EXERCISE AIM: Of all the lines in the records, how many hold the word "vout"? Answer with the number only.

# start of MATERIAL FOR THIS TASK

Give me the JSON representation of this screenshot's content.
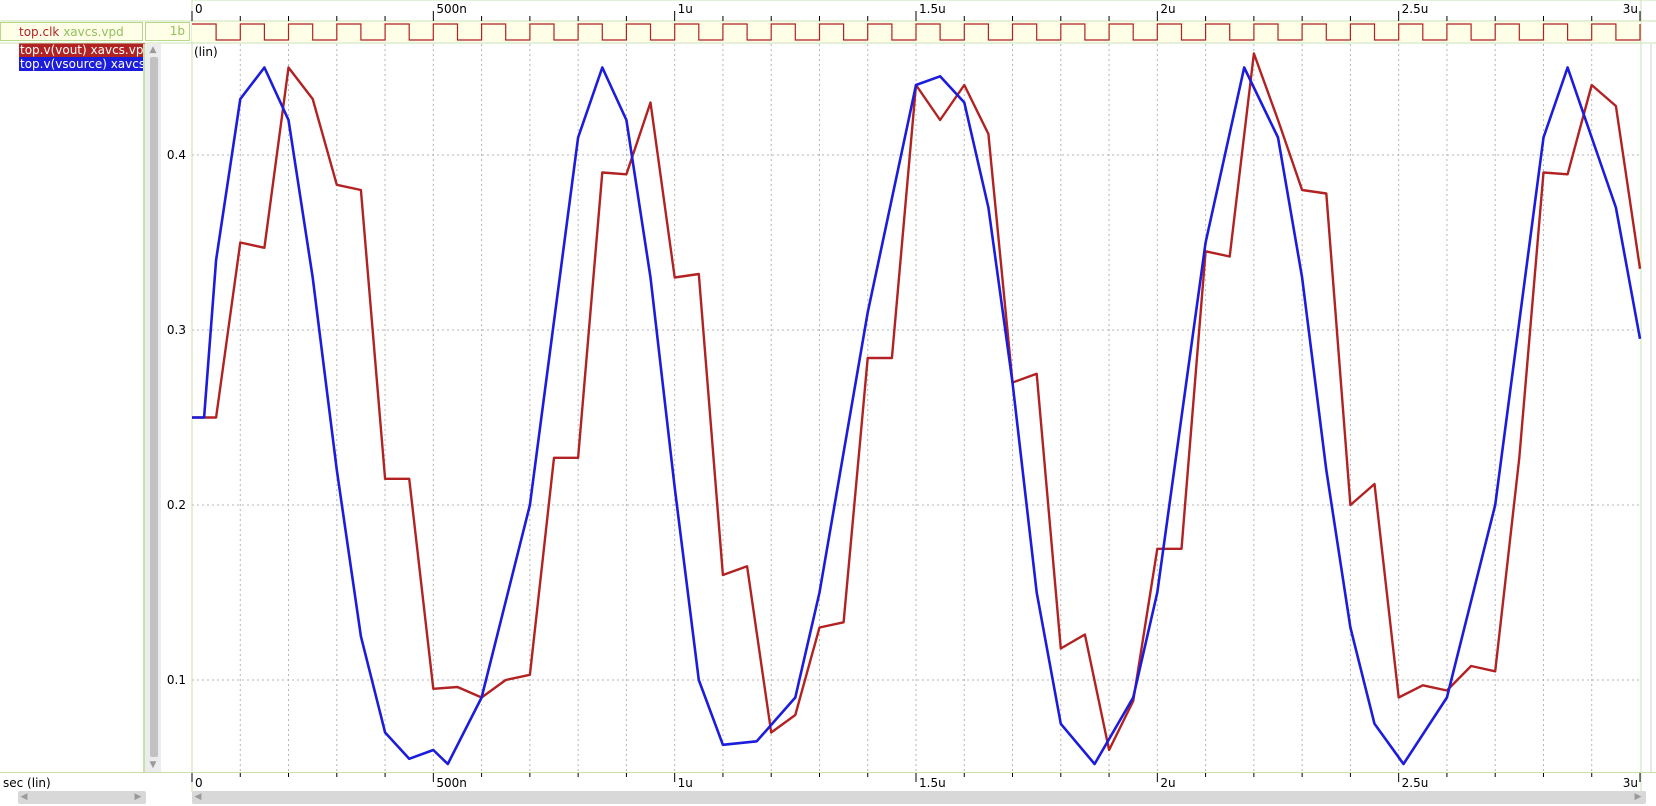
{
  "signals": {
    "clk": {
      "name": "top.clk",
      "source": "xavcs.vpd",
      "type": "1b",
      "color": "#b22222",
      "source_color": "#8fbf5a"
    },
    "analog": [
      {
        "label": "top.v(vout) xavcs.vp",
        "color": "#b22222"
      },
      {
        "label": "top.v(vsource) xavcs",
        "color": "#1c1cdc"
      }
    ]
  },
  "axis": {
    "x_label": "sec (lin)",
    "x_ticks_top": [
      "0",
      "500n",
      "1u",
      "1.5u",
      "2u",
      "2.5u",
      "3u"
    ],
    "x_ticks_bottom": [
      "0",
      "500n",
      "1u",
      "1.5u",
      "2u",
      "2.5u",
      "3u"
    ],
    "y_scale_label": "(lin)",
    "y_ticks": [
      "0.4",
      "0.3",
      "0.2",
      "0.1"
    ]
  },
  "scroll": {
    "up": "▲",
    "down": "▼",
    "left": "◀",
    "right": "▶"
  },
  "chart_data": {
    "type": "line",
    "xlabel": "sec (lin)",
    "ylabel": "(lin)",
    "x_unit": "s",
    "xlim": [
      0,
      3e-06
    ],
    "ylim": [
      0.05,
      0.46
    ],
    "grid": true,
    "clock": {
      "name": "top.clk",
      "period": 1e-07,
      "values": [
        0,
        1
      ]
    },
    "series": [
      {
        "name": "top.v(vout) xavcs.vp",
        "color": "#b22222",
        "x": [
          0,
          5e-08,
          1e-07,
          1.5e-07,
          2e-07,
          2.5e-07,
          3e-07,
          3.5e-07,
          4e-07,
          4.5e-07,
          5e-07,
          5.5e-07,
          6e-07,
          6.5e-07,
          7e-07,
          7.5e-07,
          8e-07,
          8.5e-07,
          9e-07,
          9.5e-07,
          1e-06,
          1.05e-06,
          1.1e-06,
          1.15e-06,
          1.2e-06,
          1.25e-06,
          1.3e-06,
          1.35e-06,
          1.4e-06,
          1.45e-06,
          1.5e-06,
          1.55e-06,
          1.6e-06,
          1.65e-06,
          1.7e-06,
          1.75e-06,
          1.8e-06,
          1.85e-06,
          1.9e-06,
          1.95e-06,
          2e-06,
          2.05e-06,
          2.1e-06,
          2.15e-06,
          2.2e-06,
          2.25e-06,
          2.3e-06,
          2.35e-06,
          2.4e-06,
          2.45e-06,
          2.5e-06,
          2.55e-06,
          2.6e-06,
          2.65e-06,
          2.7e-06,
          2.75e-06,
          2.8e-06,
          2.85e-06,
          2.9e-06,
          2.95e-06,
          3e-06
        ],
        "y": [
          0.25,
          0.25,
          0.35,
          0.347,
          0.45,
          0.432,
          0.383,
          0.38,
          0.215,
          0.215,
          0.095,
          0.096,
          0.09,
          0.1,
          0.103,
          0.227,
          0.227,
          0.39,
          0.389,
          0.43,
          0.33,
          0.332,
          0.16,
          0.165,
          0.07,
          0.08,
          0.13,
          0.133,
          0.284,
          0.284,
          0.44,
          0.42,
          0.44,
          0.412,
          0.27,
          0.275,
          0.118,
          0.126,
          0.06,
          0.088,
          0.175,
          0.175,
          0.345,
          0.342,
          0.458,
          0.42,
          0.38,
          0.378,
          0.2,
          0.212,
          0.09,
          0.097,
          0.094,
          0.108,
          0.105,
          0.227,
          0.39,
          0.389,
          0.44,
          0.428,
          0.335
        ]
      },
      {
        "name": "top.v(vsource) xavcs",
        "color": "#1c1cdc",
        "x": [
          0,
          2.5e-08,
          5e-08,
          1e-07,
          1.5e-07,
          2e-07,
          2.5e-07,
          3e-07,
          3.5e-07,
          4e-07,
          4.5e-07,
          5e-07,
          5.3e-07,
          6e-07,
          7e-07,
          8e-07,
          8.5e-07,
          9e-07,
          9.5e-07,
          1e-06,
          1.05e-06,
          1.1e-06,
          1.17e-06,
          1.25e-06,
          1.3e-06,
          1.4e-06,
          1.5e-06,
          1.55e-06,
          1.6e-06,
          1.65e-06,
          1.7e-06,
          1.75e-06,
          1.8e-06,
          1.87e-06,
          1.95e-06,
          2e-06,
          2.1e-06,
          2.18e-06,
          2.25e-06,
          2.3e-06,
          2.35e-06,
          2.4e-06,
          2.45e-06,
          2.51e-06,
          2.6e-06,
          2.7e-06,
          2.8e-06,
          2.85e-06,
          2.9e-06,
          2.95e-06,
          3e-06
        ],
        "y": [
          0.25,
          0.25,
          0.34,
          0.432,
          0.45,
          0.42,
          0.33,
          0.22,
          0.125,
          0.07,
          0.055,
          0.06,
          0.052,
          0.09,
          0.2,
          0.41,
          0.45,
          0.42,
          0.33,
          0.21,
          0.1,
          0.063,
          0.065,
          0.09,
          0.15,
          0.31,
          0.44,
          0.445,
          0.43,
          0.37,
          0.27,
          0.15,
          0.075,
          0.052,
          0.09,
          0.15,
          0.35,
          0.45,
          0.41,
          0.33,
          0.22,
          0.13,
          0.075,
          0.052,
          0.09,
          0.2,
          0.41,
          0.45,
          0.41,
          0.37,
          0.295
        ]
      }
    ]
  }
}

# end of MATERIAL FOR THIS TASK

TASK SOLUTION: 2